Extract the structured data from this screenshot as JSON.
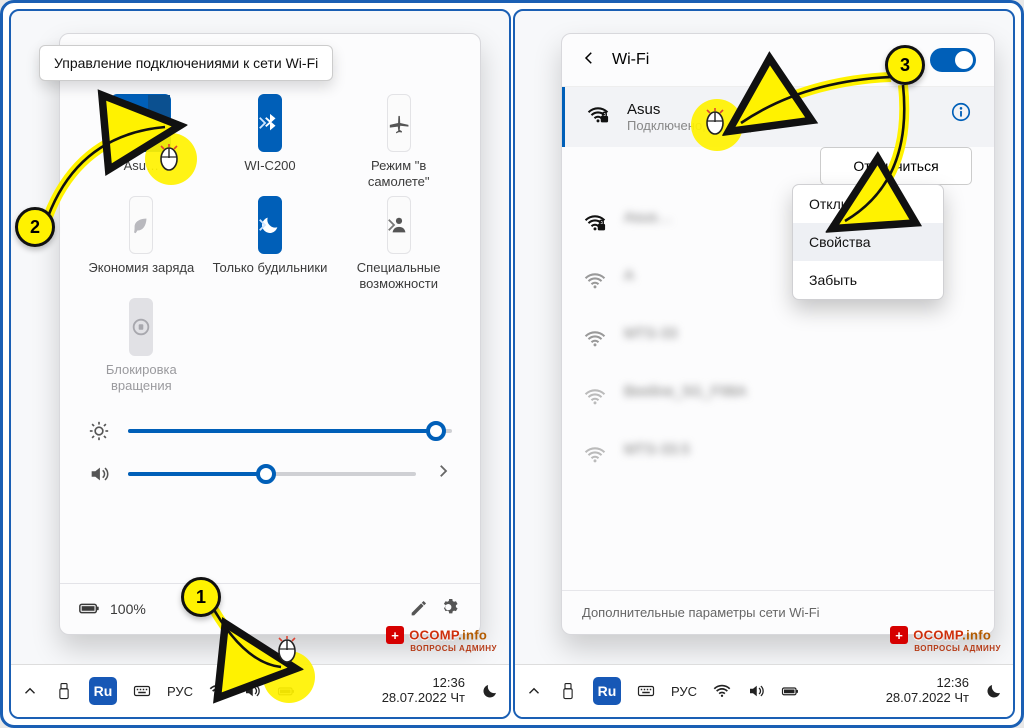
{
  "tooltip": "Управление подключениями к сети Wi-Fi",
  "tiles": {
    "wifi": "Asu…",
    "bt": "WI-C200",
    "airplane": "Режим \"в самолете\"",
    "battery_saver": "Экономия заряда",
    "focus": "Только будильники",
    "access": "Специальные возможности",
    "lock_rot": "Блокировка вращения"
  },
  "battery_pct": "100%",
  "taskbar": {
    "lang": "РУС",
    "ru": "Ru",
    "time": "12:36",
    "date": "28.07.2022 Чт"
  },
  "wifi": {
    "title": "Wi-Fi",
    "active": {
      "name": "Asus",
      "status": "Подключено, защищено"
    },
    "disconnect_btn": "Отключиться",
    "ctx": {
      "disconnect": "Отключить",
      "props": "Свойства",
      "forget": "Забыть"
    },
    "others": [
      "Asus…",
      "A",
      "MTS-33",
      "Beeline_5G_F98A",
      "MTS-33.5"
    ],
    "footer": "Дополнительные параметры сети Wi-Fi"
  },
  "steps": {
    "s1": "1",
    "s2": "2",
    "s3": "3"
  },
  "watermark": {
    "a": "OCOMP",
    "b": ".info",
    "sub": "ВОПРОСЫ АДМИНУ"
  }
}
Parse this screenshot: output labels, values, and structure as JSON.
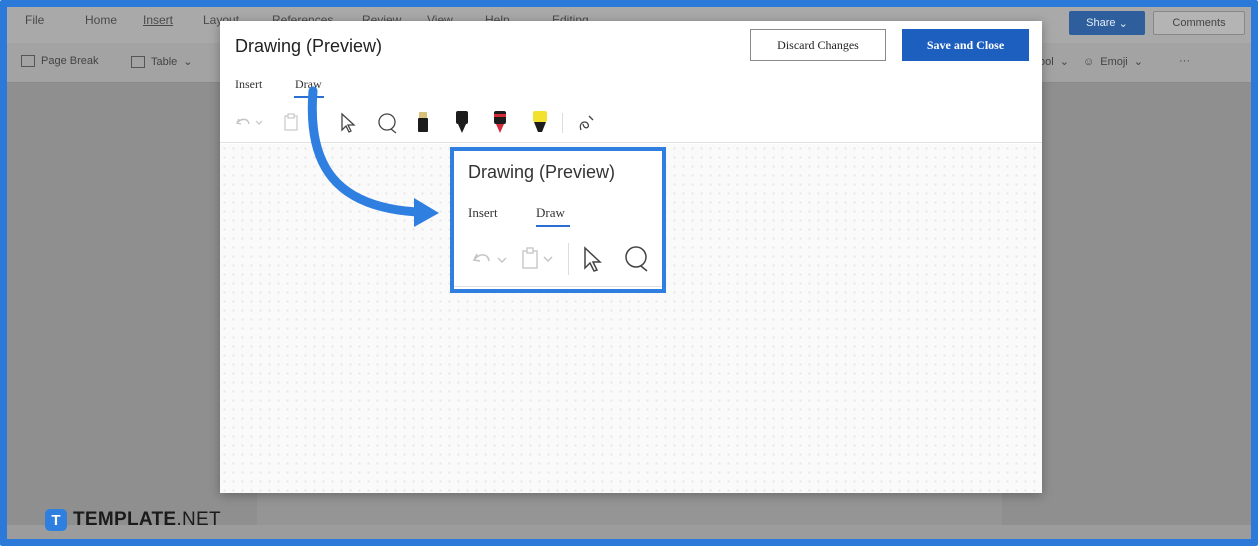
{
  "word": {
    "menu": [
      "File",
      "Home",
      "Insert",
      "Layout",
      "References",
      "Review",
      "View",
      "Help",
      "Editing"
    ],
    "active_menu": "Insert",
    "share_label": "Share",
    "comments_label": "Comments",
    "ribbon_left": [
      "Page Break",
      "Table"
    ],
    "ribbon_right": [
      "ool",
      "Emoji",
      "···"
    ]
  },
  "dialog": {
    "title": "Drawing (Preview)",
    "discard_label": "Discard Changes",
    "save_label": "Save and Close",
    "tabs": [
      "Insert",
      "Draw"
    ],
    "active_tab": "Draw",
    "tools": [
      "undo-icon",
      "clipboard-icon",
      "select-arrow-icon",
      "lasso-icon",
      "black-pen-icon",
      "black-marker-icon",
      "red-pen-icon",
      "yellow-highlighter-icon",
      "ink-to-shape-icon"
    ]
  },
  "callout": {
    "title": "Drawing (Preview)",
    "tabs": [
      "Insert",
      "Draw"
    ],
    "tools": [
      "undo-icon",
      "clipboard-icon",
      "select-arrow-icon",
      "lasso-icon"
    ]
  },
  "watermark": {
    "brand": "TEMPLATE",
    "suffix": ".NET",
    "mark": "T"
  },
  "colors": {
    "accent": "#2f7fe0",
    "save_button": "#1d5fbf",
    "red_pen": "#d42a3a",
    "highlighter": "#f2e22e"
  }
}
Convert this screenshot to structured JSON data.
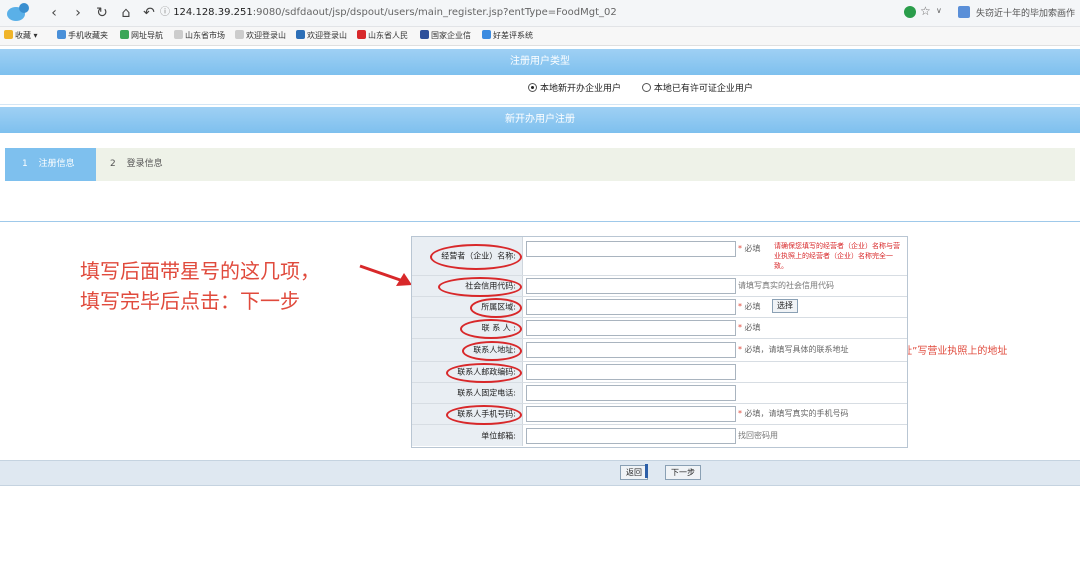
{
  "browser": {
    "url_host": "124.128.39.251",
    "url_path": ":9080/sdfdaout/jsp/dspout/users/main_register.jsp?entType=FoodMgt_02",
    "right_tab_text": "失窃近十年的毕加索画作",
    "bookmarks": [
      "收藏",
      "手机收藏夹",
      "网址导航",
      "山东省市场",
      "欢迎登录山",
      "欢迎登录山",
      "山东省人民",
      "国家企业信",
      "好差评系统"
    ]
  },
  "page": {
    "user_type_title": "注册用户类型",
    "radio_options": [
      "本地新开办企业用户",
      "本地已有许可证企业用户"
    ],
    "register_title": "新开办用户注册",
    "steps": [
      {
        "num": "1",
        "label": "注册信息"
      },
      {
        "num": "2",
        "label": "登录信息"
      }
    ]
  },
  "annotation": {
    "note_line1": "填写后面带星号的这几项，",
    "note_line2": "填写完毕后点击：下一步",
    "address_note": "“联系地址”写营业执照上的地址"
  },
  "form": {
    "fields": [
      {
        "label": "经营者（企业）名称:",
        "required": "必填",
        "hint": ""
      },
      {
        "label": "社会信用代码:",
        "required": "",
        "hint": "请填写真实的社会信用代码"
      },
      {
        "label": "所属区域:",
        "required": "必填",
        "hint": ""
      },
      {
        "label": "联 系 人 :",
        "required": "必填",
        "hint": ""
      },
      {
        "label": "联系人地址:",
        "required": "必填，请填写具体的联系地址",
        "hint": ""
      },
      {
        "label": "联系人邮政编码:",
        "required": "",
        "hint": ""
      },
      {
        "label": "联系人固定电话:",
        "required": "",
        "hint": ""
      },
      {
        "label": "联系人手机号码:",
        "required": "必填，请填写真实的手机号码",
        "hint": ""
      },
      {
        "label": "单位邮箱:",
        "required": "",
        "hint": "找回密码用"
      }
    ],
    "warning": "请确保您填写的经营者（企业）名称与营业执照上的经营者（企业）名称完全一致。",
    "choose_button": "选择",
    "back_button": "返回",
    "next_button": "下一步"
  }
}
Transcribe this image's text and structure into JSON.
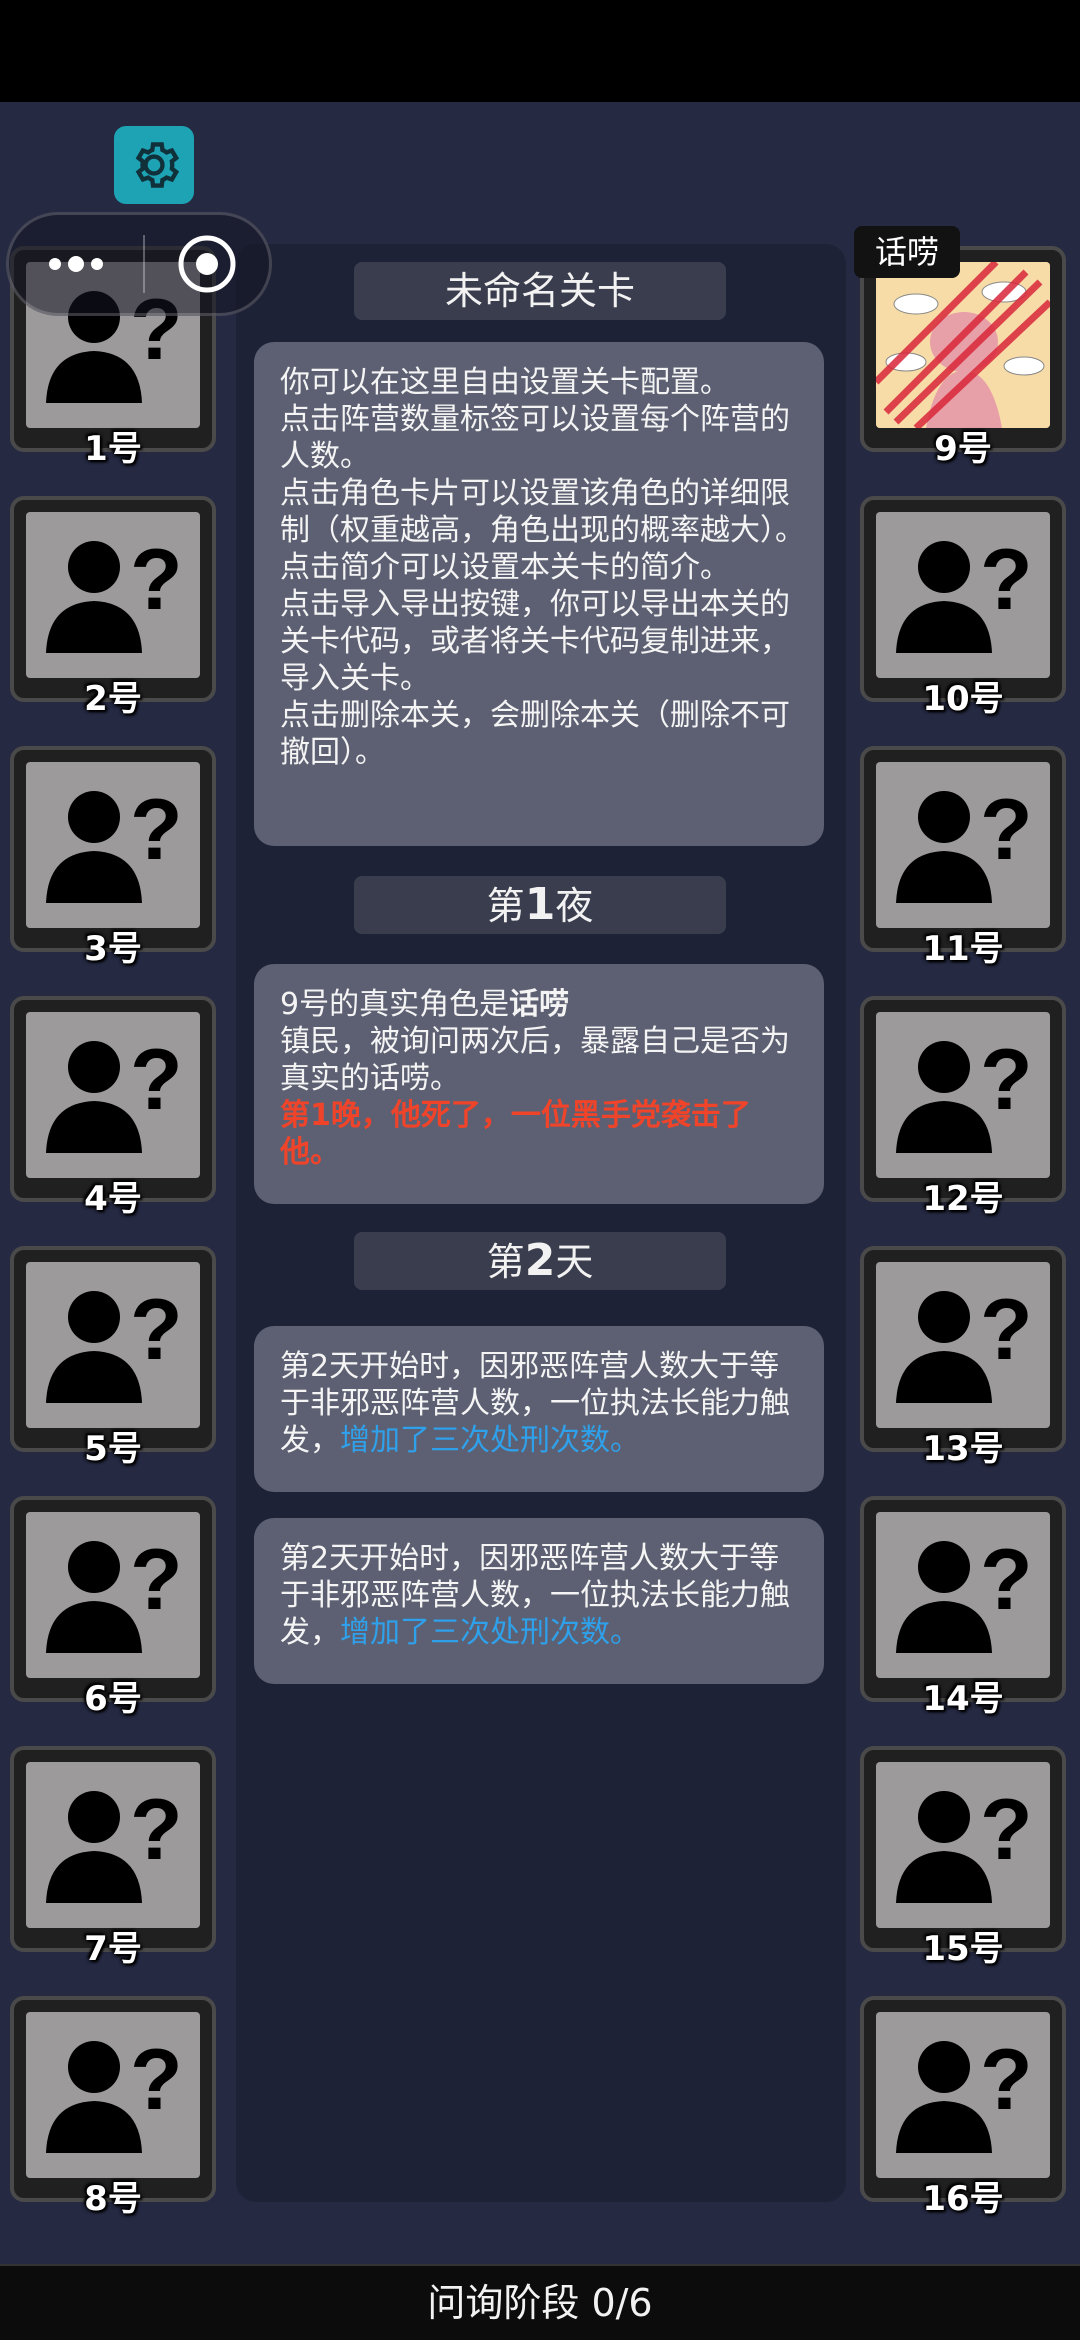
{
  "level_title": "未命名关卡",
  "intro_lines": [
    "你可以在这里自由设置关卡配置。",
    "点击阵营数量标签可以设置每个阵营的人数。",
    "点击角色卡片可以设置该角色的详细限制（权重越高，角色出现的概率越大）。",
    "点击简介可以设置本关卡的简介。",
    "点击导入导出按键，你可以导出本关的关卡代码，或者将关卡代码复制进来，导入关卡。",
    "点击删除本关，会删除本关（删除不可撤回）。"
  ],
  "night1": {
    "prefix": "第",
    "number": "1",
    "suffix": "夜",
    "line1_prefix": "9号的真实角色是",
    "line1_role": "话唠",
    "line2": "镇民，被询问两次后，暴露自己是否为真实的话唠。",
    "death_text": "第1晚，他死了，一位黑手党袭击了他。"
  },
  "day2": {
    "prefix": "第",
    "number": "2",
    "suffix": "天",
    "msg1_text": "第2天开始时，因邪恶阵营人数大于等于非邪恶阵营人数，一位执法长能力触发，",
    "msg1_highlight": "增加了三次处刑次数。",
    "msg2_text": "第2天开始时，因邪恶阵营人数大于等于非邪恶阵营人数，一位执法长能力触发，",
    "msg2_highlight": "增加了三次处刑次数。"
  },
  "revealed_role_tag": "话唠",
  "players_left": [
    "1号",
    "2号",
    "3号",
    "4号",
    "5号",
    "6号",
    "7号",
    "8号"
  ],
  "players_right": [
    "9号",
    "10号",
    "11号",
    "12号",
    "13号",
    "14号",
    "15号",
    "16号"
  ],
  "phase_label": "问询阶段 0/6",
  "icons": {
    "settings": "gear-icon",
    "menu": "more-dots-icon",
    "close": "target-circle-icon",
    "unknown_player": "unknown-person-icon"
  },
  "colors": {
    "accent_teal": "#1ea3b5",
    "highlight_red": "#f0442a",
    "highlight_blue": "#2fa0ea",
    "background": "#252941"
  }
}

## EXERCISE DESCRIPTION
Every entry must be written out exactly, with all pictures left out.

## CORRECT OUTPUT
Extract the structured data from this screenshot as JSON.
{
  "tooltip": "Управление подключениями к сети Wi-Fi",
  "tiles": {
    "wifi": "Asu…",
    "bt": "WI-C200",
    "airplane": "Режим \"в самолете\"",
    "battery_saver": "Экономия заряда",
    "focus": "Только будильники",
    "access": "Специальные возможности",
    "lock_rot": "Блокировка вращения"
  },
  "battery_pct": "100%",
  "taskbar": {
    "lang": "РУС",
    "ru": "Ru",
    "time": "12:36",
    "date": "28.07.2022 Чт"
  },
  "wifi": {
    "title": "Wi-Fi",
    "active": {
      "name": "Asus",
      "status": "Подключено, защищено"
    },
    "disconnect_btn": "Отключиться",
    "ctx": {
      "disconnect": "Отключить",
      "props": "Свойства",
      "forget": "Забыть"
    },
    "others": [
      "Asus…",
      "A",
      "MTS-33",
      "Beeline_5G_F98A",
      "MTS-33.5"
    ],
    "footer": "Дополнительные параметры сети Wi-Fi"
  },
  "steps": {
    "s1": "1",
    "s2": "2",
    "s3": "3"
  },
  "watermark": {
    "a": "OCOMP",
    "b": ".info",
    "sub": "ВОПРОСЫ АДМИНУ"
  }
}
Parse this screenshot: output labels, values, and structure as JSON.
{
  "word": {
    "menu": [
      "File",
      "Home",
      "Insert",
      "Layout",
      "References",
      "Review",
      "View",
      "Help",
      "Editing"
    ],
    "active_menu": "Insert",
    "share_label": "Share",
    "comments_label": "Comments",
    "ribbon_left": [
      "Page Break",
      "Table"
    ],
    "ribbon_right": [
      "ool",
      "Emoji",
      "···"
    ]
  },
  "dialog": {
    "title": "Drawing (Preview)",
    "discard_label": "Discard Changes",
    "save_label": "Save and Close",
    "tabs": [
      "Insert",
      "Draw"
    ],
    "active_tab": "Draw",
    "tools": [
      "undo-icon",
      "clipboard-icon",
      "select-arrow-icon",
      "lasso-icon",
      "black-pen-icon",
      "black-marker-icon",
      "red-pen-icon",
      "yellow-highlighter-icon",
      "ink-to-shape-icon"
    ]
  },
  "callout": {
    "title": "Drawing (Preview)",
    "tabs": [
      "Insert",
      "Draw"
    ],
    "tools": [
      "undo-icon",
      "clipboard-icon",
      "select-arrow-icon",
      "lasso-icon"
    ]
  },
  "watermark": {
    "brand": "TEMPLATE",
    "suffix": ".NET",
    "mark": "T"
  },
  "colors": {
    "accent": "#2f7fe0",
    "save_button": "#1d5fbf",
    "red_pen": "#d42a3a",
    "highlighter": "#f2e22e"
  }
}
Convert this screenshot to structured JSON data.
{
  "browser": {
    "url_host": "124.128.39.251",
    "url_path": ":9080/sdfdaout/jsp/dspout/users/main_register.jsp?entType=FoodMgt_02",
    "right_tab_text": "失窃近十年的毕加索画作",
    "bookmarks": [
      "收藏",
      "手机收藏夹",
      "网址导航",
      "山东省市场",
      "欢迎登录山",
      "欢迎登录山",
      "山东省人民",
      "国家企业信",
      "好差评系统"
    ]
  },
  "page": {
    "user_type_title": "注册用户类型",
    "radio_options": [
      "本地新开办企业用户",
      "本地已有许可证企业用户"
    ],
    "register_title": "新开办用户注册",
    "steps": [
      {
        "num": "1",
        "label": "注册信息"
      },
      {
        "num": "2",
        "label": "登录信息"
      }
    ]
  },
  "annotation": {
    "note_line1": "填写后面带星号的这几项，",
    "note_line2": "填写完毕后点击：下一步",
    "address_note": "“联系地址”写营业执照上的地址"
  },
  "form": {
    "fields": [
      {
        "label": "经营者（企业）名称:",
        "required": "必填",
        "hint": ""
      },
      {
        "label": "社会信用代码:",
        "required": "",
        "hint": "请填写真实的社会信用代码"
      },
      {
        "label": "所属区域:",
        "required": "必填",
        "hint": ""
      },
      {
        "label": "联 系 人 :",
        "required": "必填",
        "hint": ""
      },
      {
        "label": "联系人地址:",
        "required": "必填，请填写具体的联系地址",
        "hint": ""
      },
      {
        "label": "联系人邮政编码:",
        "required": "",
        "hint": ""
      },
      {
        "label": "联系人固定电话:",
        "required": "",
        "hint": ""
      },
      {
        "label": "联系人手机号码:",
        "required": "必填，请填写真实的手机号码",
        "hint": ""
      },
      {
        "label": "单位邮箱:",
        "required": "",
        "hint": "找回密码用"
      }
    ],
    "warning": "请确保您填写的经营者（企业）名称与营业执照上的经营者（企业）名称完全一致。",
    "choose_button": "选择",
    "back_button": "返回",
    "next_button": "下一步"
  }
}
Transcribe this image's text and structure into JSON.
{
  "level_title": "未命名关卡",
  "intro_lines": [
    "你可以在这里自由设置关卡配置。",
    "点击阵营数量标签可以设置每个阵营的人数。",
    "点击角色卡片可以设置该角色的详细限制（权重越高，角色出现的概率越大）。",
    "点击简介可以设置本关卡的简介。",
    "点击导入导出按键，你可以导出本关的关卡代码，或者将关卡代码复制进来，导入关卡。",
    "点击删除本关，会删除本关（删除不可撤回）。"
  ],
  "night1": {
    "prefix": "第",
    "number": "1",
    "suffix": "夜",
    "line1_prefix": "9号的真实角色是",
    "line1_role": "话唠",
    "line2": "镇民，被询问两次后，暴露自己是否为真实的话唠。",
    "death_text": "第1晚，他死了，一位黑手党袭击了他。"
  },
  "day2": {
    "prefix": "第",
    "number": "2",
    "suffix": "天",
    "msg1_text": "第2天开始时，因邪恶阵营人数大于等于非邪恶阵营人数，一位执法长能力触发，",
    "msg1_highlight": "增加了三次处刑次数。",
    "msg2_text": "第2天开始时，因邪恶阵营人数大于等于非邪恶阵营人数，一位执法长能力触发，",
    "msg2_highlight": "增加了三次处刑次数。"
  },
  "revealed_role_tag": "话唠",
  "players_left": [
    "1号",
    "2号",
    "3号",
    "4号",
    "5号",
    "6号",
    "7号",
    "8号"
  ],
  "players_right": [
    "9号",
    "10号",
    "11号",
    "12号",
    "13号",
    "14号",
    "15号",
    "16号"
  ],
  "phase_label": "问询阶段 0/6",
  "icons": {
    "settings": "gear-icon",
    "menu": "more-dots-icon",
    "close": "target-circle-icon",
    "unknown_player": "unknown-person-icon"
  },
  "colors": {
    "accent_teal": "#1ea3b5",
    "highlight_red": "#f0442a",
    "highlight_blue": "#2fa0ea",
    "background": "#252941"
  }
}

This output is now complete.